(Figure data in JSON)
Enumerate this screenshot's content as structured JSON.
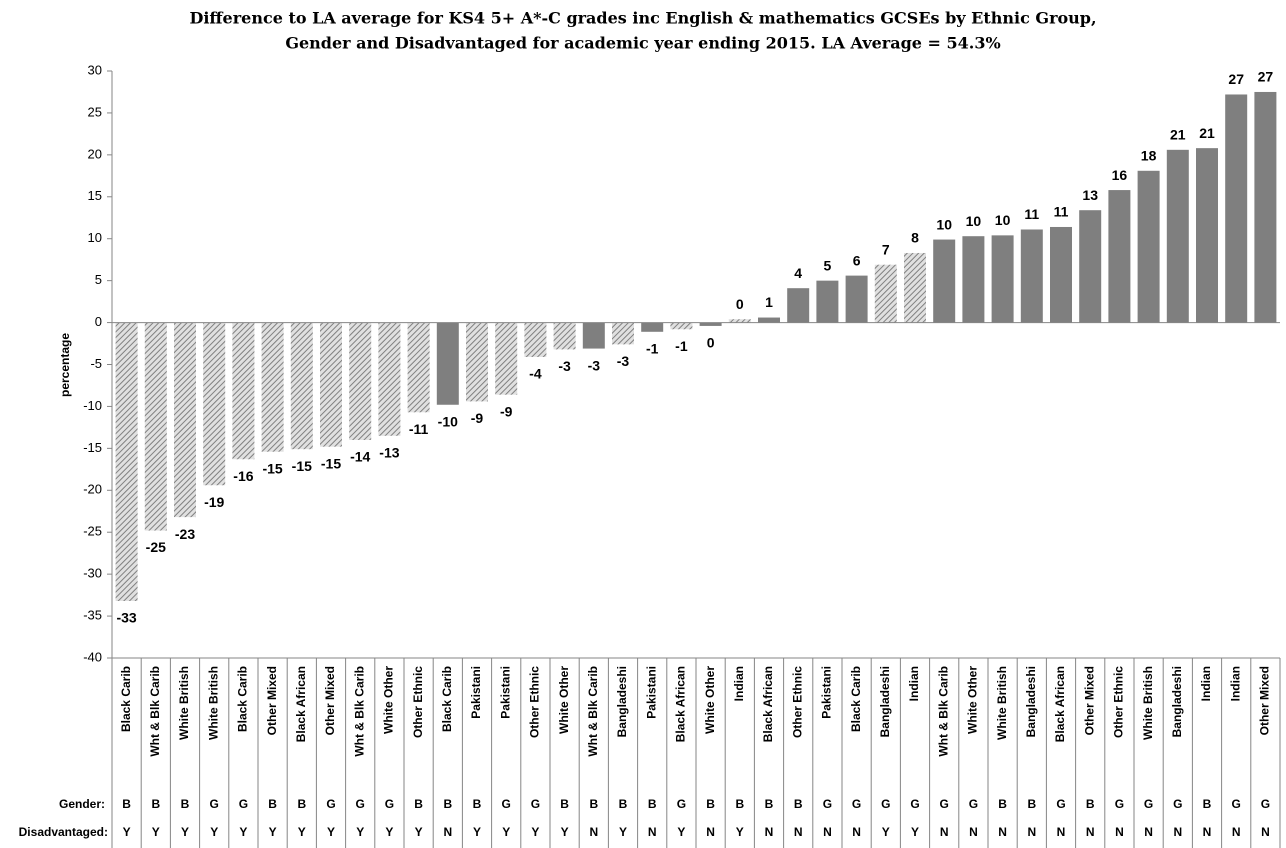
{
  "chart_data": {
    "type": "bar",
    "title": [
      "Difference to LA average for KS4 5+ A*-C grades inc English & mathematics GCSEs by Ethnic Group,",
      "Gender and Disadvantaged for academic year ending 2015. LA Average = 54.3%"
    ],
    "y_label": "percentage",
    "categories": [
      "Black Carib",
      "Wht & Blk Carib",
      "White British",
      "White British",
      "Black Carib",
      "Other Mixed",
      "Black African",
      "Other Mixed",
      "Wht & Blk Carib",
      "White Other",
      "Other Ethnic",
      "Black Carib",
      "Pakistani",
      "Pakistani",
      "Other Ethnic",
      "White Other",
      "Wht & Blk Carib",
      "Bangladeshi",
      "Pakistani",
      "Black African",
      "White Other",
      "Indian",
      "Black African",
      "Other Ethnic",
      "Pakistani",
      "Black Carib",
      "Bangladeshi",
      "Indian",
      "Wht & Blk Carib",
      "White Other",
      "White British",
      "Bangladeshi",
      "Black African",
      "Other Mixed",
      "Other Ethnic",
      "White British",
      "Bangladeshi",
      "Indian",
      "Indian",
      "Other Mixed"
    ],
    "values": [
      -33.2,
      -24.8,
      -23.2,
      -19.4,
      -16.3,
      -15.4,
      -15.1,
      -14.8,
      -14.0,
      -13.5,
      -10.7,
      -9.8,
      -9.4,
      -8.6,
      -4.1,
      -3.2,
      -3.1,
      -2.6,
      -1.1,
      -0.8,
      -0.4,
      0.4,
      0.6,
      4.1,
      5.0,
      5.6,
      6.9,
      8.3,
      9.9,
      10.3,
      10.4,
      11.1,
      11.4,
      13.4,
      15.8,
      18.1,
      20.6,
      20.8,
      27.2,
      27.5
    ],
    "value_labels": [
      "-33",
      "-25",
      "-23",
      "-19",
      "-16",
      "-15",
      "-15",
      "-15",
      "-14",
      "-13",
      "-11",
      "-10",
      "-9",
      "-9",
      "-4",
      "-3",
      "-3",
      "-3",
      "-1",
      "-1",
      "0",
      "0",
      "1",
      "4",
      "5",
      "6",
      "7",
      "8",
      "10",
      "10",
      "10",
      "11",
      "11",
      "13",
      "16",
      "18",
      "21",
      "21",
      "27",
      "27"
    ],
    "row_labels": [
      "Gender:",
      "Disadvantaged:"
    ],
    "gender": [
      "B",
      "B",
      "B",
      "G",
      "G",
      "B",
      "B",
      "G",
      "G",
      "G",
      "B",
      "B",
      "B",
      "G",
      "G",
      "B",
      "B",
      "B",
      "B",
      "G",
      "B",
      "B",
      "B",
      "B",
      "G",
      "G",
      "G",
      "G",
      "G",
      "G",
      "B",
      "B",
      "G",
      "B",
      "G",
      "G",
      "G",
      "B",
      "G",
      "G"
    ],
    "disadvantaged": [
      "Y",
      "Y",
      "Y",
      "Y",
      "Y",
      "Y",
      "Y",
      "Y",
      "Y",
      "Y",
      "Y",
      "N",
      "Y",
      "Y",
      "Y",
      "Y",
      "N",
      "Y",
      "N",
      "Y",
      "N",
      "Y",
      "N",
      "N",
      "N",
      "N",
      "Y",
      "Y",
      "N",
      "N",
      "N",
      "N",
      "N",
      "N",
      "N",
      "N",
      "N",
      "N",
      "N",
      "N"
    ],
    "color": "#7f7f7f",
    "ylim": [
      -40,
      30
    ],
    "yticks": [
      -40,
      -35,
      -30,
      -25,
      -20,
      -15,
      -10,
      -5,
      0,
      5,
      10,
      15,
      20,
      25,
      30
    ]
  }
}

Your task: Write every entry out again exactly, dropping the pictures.

Answer in full:
Enumerate this screenshot's content as structured JSON.
{
  "chart_data": {
    "type": "bar",
    "title": [
      "Difference to LA average for KS4 5+ A*-C grades inc English & mathematics GCSEs by Ethnic Group,",
      "Gender and Disadvantaged for academic year ending 2015. LA Average = 54.3%"
    ],
    "y_label": "percentage",
    "categories": [
      "Black Carib",
      "Wht & Blk Carib",
      "White British",
      "White British",
      "Black Carib",
      "Other Mixed",
      "Black African",
      "Other Mixed",
      "Wht & Blk Carib",
      "White Other",
      "Other Ethnic",
      "Black Carib",
      "Pakistani",
      "Pakistani",
      "Other Ethnic",
      "White Other",
      "Wht & Blk Carib",
      "Bangladeshi",
      "Pakistani",
      "Black African",
      "White Other",
      "Indian",
      "Black African",
      "Other Ethnic",
      "Pakistani",
      "Black Carib",
      "Bangladeshi",
      "Indian",
      "Wht & Blk Carib",
      "White Other",
      "White British",
      "Bangladeshi",
      "Black African",
      "Other Mixed",
      "Other Ethnic",
      "White British",
      "Bangladeshi",
      "Indian",
      "Indian",
      "Other Mixed"
    ],
    "values": [
      -33.2,
      -24.8,
      -23.2,
      -19.4,
      -16.3,
      -15.4,
      -15.1,
      -14.8,
      -14.0,
      -13.5,
      -10.7,
      -9.8,
      -9.4,
      -8.6,
      -4.1,
      -3.2,
      -3.1,
      -2.6,
      -1.1,
      -0.8,
      -0.4,
      0.4,
      0.6,
      4.1,
      5.0,
      5.6,
      6.9,
      8.3,
      9.9,
      10.3,
      10.4,
      11.1,
      11.4,
      13.4,
      15.8,
      18.1,
      20.6,
      20.8,
      27.2,
      27.5
    ],
    "value_labels": [
      "-33",
      "-25",
      "-23",
      "-19",
      "-16",
      "-15",
      "-15",
      "-15",
      "-14",
      "-13",
      "-11",
      "-10",
      "-9",
      "-9",
      "-4",
      "-3",
      "-3",
      "-3",
      "-1",
      "-1",
      "0",
      "0",
      "1",
      "4",
      "5",
      "6",
      "7",
      "8",
      "10",
      "10",
      "10",
      "11",
      "11",
      "13",
      "16",
      "18",
      "21",
      "21",
      "27",
      "27"
    ],
    "row_labels": [
      "Gender:",
      "Disadvantaged:"
    ],
    "gender": [
      "B",
      "B",
      "B",
      "G",
      "G",
      "B",
      "B",
      "G",
      "G",
      "G",
      "B",
      "B",
      "B",
      "G",
      "G",
      "B",
      "B",
      "B",
      "B",
      "G",
      "B",
      "B",
      "B",
      "B",
      "G",
      "G",
      "G",
      "G",
      "G",
      "G",
      "B",
      "B",
      "G",
      "B",
      "G",
      "G",
      "G",
      "B",
      "G",
      "G"
    ],
    "disadvantaged": [
      "Y",
      "Y",
      "Y",
      "Y",
      "Y",
      "Y",
      "Y",
      "Y",
      "Y",
      "Y",
      "Y",
      "N",
      "Y",
      "Y",
      "Y",
      "Y",
      "N",
      "Y",
      "N",
      "Y",
      "N",
      "Y",
      "N",
      "N",
      "N",
      "N",
      "Y",
      "Y",
      "N",
      "N",
      "N",
      "N",
      "N",
      "N",
      "N",
      "N",
      "N",
      "N",
      "N",
      "N"
    ],
    "color": "#7f7f7f",
    "ylim": [
      -40,
      30
    ],
    "yticks": [
      -40,
      -35,
      -30,
      -25,
      -20,
      -15,
      -10,
      -5,
      0,
      5,
      10,
      15,
      20,
      25,
      30
    ]
  }
}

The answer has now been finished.